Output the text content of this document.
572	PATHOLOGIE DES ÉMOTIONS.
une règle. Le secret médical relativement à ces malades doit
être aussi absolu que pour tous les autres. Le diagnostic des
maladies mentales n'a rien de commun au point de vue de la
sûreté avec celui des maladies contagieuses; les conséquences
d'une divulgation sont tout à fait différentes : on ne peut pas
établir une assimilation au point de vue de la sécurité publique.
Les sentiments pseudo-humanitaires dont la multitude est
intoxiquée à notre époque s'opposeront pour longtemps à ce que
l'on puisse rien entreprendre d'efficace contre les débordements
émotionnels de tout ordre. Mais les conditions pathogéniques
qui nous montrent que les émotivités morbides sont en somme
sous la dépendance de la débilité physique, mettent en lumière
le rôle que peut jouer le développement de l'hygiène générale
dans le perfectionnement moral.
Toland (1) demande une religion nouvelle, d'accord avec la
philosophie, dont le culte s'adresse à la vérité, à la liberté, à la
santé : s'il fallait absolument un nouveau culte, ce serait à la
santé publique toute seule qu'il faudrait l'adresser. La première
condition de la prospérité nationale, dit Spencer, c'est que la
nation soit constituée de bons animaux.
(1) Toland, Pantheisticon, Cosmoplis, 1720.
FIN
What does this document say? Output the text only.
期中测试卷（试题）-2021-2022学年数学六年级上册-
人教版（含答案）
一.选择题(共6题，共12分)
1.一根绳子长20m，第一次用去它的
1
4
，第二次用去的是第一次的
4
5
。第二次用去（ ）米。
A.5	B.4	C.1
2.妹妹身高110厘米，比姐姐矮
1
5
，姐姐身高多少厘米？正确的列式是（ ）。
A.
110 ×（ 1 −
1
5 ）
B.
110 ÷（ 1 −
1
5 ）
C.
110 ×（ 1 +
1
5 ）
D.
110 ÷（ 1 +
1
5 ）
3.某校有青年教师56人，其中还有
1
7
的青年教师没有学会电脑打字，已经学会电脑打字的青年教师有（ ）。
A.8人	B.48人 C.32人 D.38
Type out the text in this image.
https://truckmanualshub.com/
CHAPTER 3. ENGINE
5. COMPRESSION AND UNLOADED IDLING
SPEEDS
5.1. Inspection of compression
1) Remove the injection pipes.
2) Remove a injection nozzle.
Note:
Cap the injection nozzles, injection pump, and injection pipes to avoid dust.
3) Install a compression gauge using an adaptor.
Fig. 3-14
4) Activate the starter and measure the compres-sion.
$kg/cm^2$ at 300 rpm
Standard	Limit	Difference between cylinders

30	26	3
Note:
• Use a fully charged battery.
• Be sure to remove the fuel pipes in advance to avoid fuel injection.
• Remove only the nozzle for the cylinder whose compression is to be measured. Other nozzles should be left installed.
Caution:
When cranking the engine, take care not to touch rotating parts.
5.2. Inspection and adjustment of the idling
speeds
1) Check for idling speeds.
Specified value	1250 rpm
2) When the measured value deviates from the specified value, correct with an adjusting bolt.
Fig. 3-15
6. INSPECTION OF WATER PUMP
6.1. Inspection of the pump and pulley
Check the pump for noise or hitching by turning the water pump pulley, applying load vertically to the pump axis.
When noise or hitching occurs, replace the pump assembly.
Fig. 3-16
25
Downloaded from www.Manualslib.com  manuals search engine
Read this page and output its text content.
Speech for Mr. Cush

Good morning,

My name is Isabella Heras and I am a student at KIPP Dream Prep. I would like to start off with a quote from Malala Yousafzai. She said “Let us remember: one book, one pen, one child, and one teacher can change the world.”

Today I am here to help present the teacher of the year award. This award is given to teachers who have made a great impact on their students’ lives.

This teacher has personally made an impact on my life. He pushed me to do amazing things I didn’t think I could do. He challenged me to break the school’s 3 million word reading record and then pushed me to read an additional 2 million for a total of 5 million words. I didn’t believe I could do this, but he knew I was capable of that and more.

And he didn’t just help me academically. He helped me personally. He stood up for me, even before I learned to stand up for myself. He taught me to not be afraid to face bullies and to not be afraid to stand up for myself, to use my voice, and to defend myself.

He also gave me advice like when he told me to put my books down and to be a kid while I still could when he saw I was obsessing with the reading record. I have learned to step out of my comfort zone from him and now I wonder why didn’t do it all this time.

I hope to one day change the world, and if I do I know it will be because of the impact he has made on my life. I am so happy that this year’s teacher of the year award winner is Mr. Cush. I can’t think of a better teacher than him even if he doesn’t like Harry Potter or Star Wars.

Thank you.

# DIRECTIONS FOR THIS TASK
Using the material above, print every entry exactly as written.

# RESPONSE TO THIS EXERCISE
Output the text content of this document.
572	PATHOLOGIE DES ÉMOTIONS.
une règle. Le secret médical relativement à ces malades doit
être aussi absolu que pour tous les autres. Le diagnostic des
maladies mentales n'a rien de commun au point de vue de la
sûreté avec celui des maladies contagieuses; les conséquences
d'une divulgation sont tout à fait différentes : on ne peut pas
établir une assimilation au point de vue de la sécurité publique.
Les sentiments pseudo-humanitaires dont la multitude est
intoxiquée à notre époque s'opposeront pour longtemps à ce que
l'on puisse rien entreprendre d'efficace contre les débordements
émotionnels de tout ordre. Mais les conditions pathogéniques
qui nous montrent que les émotivités morbides sont en somme
sous la dépendance de la débilité physique, mettent en lumière
le rôle que peut jouer le développement de l'hygiène générale
dans le perfectionnement moral.
Toland (1) demande une religion nouvelle, d'accord avec la
philosophie, dont le culte s'adresse à la vérité, à la liberté, à la
santé : s'il fallait absolument un nouveau culte, ce serait à la
santé publique toute seule qu'il faudrait l'adresser. La première
condition de la prospérité nationale, dit Spencer, c'est que la
nation soit constituée de bons animaux.
(1) Toland, Pantheisticon, Cosmoplis, 1720.
FIN
What does this document say? Output the text only.
期中测试卷（试题）-2021-2022学年数学六年级上册-
人教版（含答案）
一.选择题(共6题，共12分)
1.一根绳子长20m，第一次用去它的
1
4
，第二次用去的是第一次的
4
5
。第二次用去（ ）米。
A.5	B.4	C.1
2.妹妹身高110厘米，比姐姐矮
1
5
，姐姐身高多少厘米？正确的列式是（ ）。
A.
110 ×（ 1 −
1
5 ）
B.
110 ÷（ 1 −
1
5 ）
C.
110 ×（ 1 +
1
5 ）
D.
110 ÷（ 1 +
1
5 ）
3.某校有青年教师56人，其中还有
1
7
的青年教师没有学会电脑打字，已经学会电脑打字的青年教师有（ ）。
A.8人	B.48人 C.32人 D.38
Type out the text in this image.
https://truckmanualshub.com/
CHAPTER 3. ENGINE
5. COMPRESSION AND UNLOADED IDLING
SPEEDS
5.1. Inspection of compression
1) Remove the injection pipes.
2) Remove a injection nozzle.
Note:
Cap the injection nozzles, injection pump, and injection pipes to avoid dust.
3) Install a compression gauge using an adaptor.
Fig. 3-14
4) Activate the starter and measure the compres-sion.
$kg/cm^2$ at 300 rpm
Standard	Limit	Difference between cylinders

30	26	3
Note:
• Use a fully charged battery.
• Be sure to remove the fuel pipes in advance to avoid fuel injection.
• Remove only the nozzle for the cylinder whose compression is to be measured. Other nozzles should be left installed.
Caution:
When cranking the engine, take care not to touch rotating parts.
5.2. Inspection and adjustment of the idling
speeds
1) Check for idling speeds.
Specified value	1250 rpm
2) When the measured value deviates from the specified value, correct with an adjusting bolt.
Fig. 3-15
6. INSPECTION OF WATER PUMP
6.1. Inspection of the pump and pulley
Check the pump for noise or hitching by turning the water pump pulley, applying load vertically to the pump axis.
When noise or hitching occurs, replace the pump assembly.
Fig. 3-16
25
Downloaded from www.Manualslib.com  manuals search engine
Read this page and output its text content.
Speech for Mr. Cush

Good morning,

My name is Isabella Heras and I am a student at KIPP Dream Prep. I would like to start off with a quote from Malala Yousafzai. She said “Let us remember: one book, one pen, one child, and one teacher can change the world.”

Today I am here to help present the teacher of the year award. This award is given to teachers who have made a great impact on their students’ lives.

This teacher has personally made an impact on my life. He pushed me to do amazing things I didn’t think I could do. He challenged me to break the school’s 3 million word reading record and then pushed me to read an additional 2 million for a total of 5 million words. I didn’t believe I could do this, but he knew I was capable of that and more.

And he didn’t just help me academically. He helped me personally. He stood up for me, even before I learned to stand up for myself. He taught me to not be afraid to face bullies and to not be afraid to stand up for myself, to use my voice, and to defend myself.

He also gave me advice like when he told me to put my books down and to be a kid while I still could when he saw I was obsessing with the reading record. I have learned to step out of my comfort zone from him and now I wonder why didn’t do it all this time.

I hope to one day change the world, and if I do I know it will be because of the impact he has made on my life. I am so happy that this year’s teacher of the year award winner is Mr. Cush. I can’t think of a better teacher than him even if he doesn’t like Harry Potter or Star Wars.

Thank you.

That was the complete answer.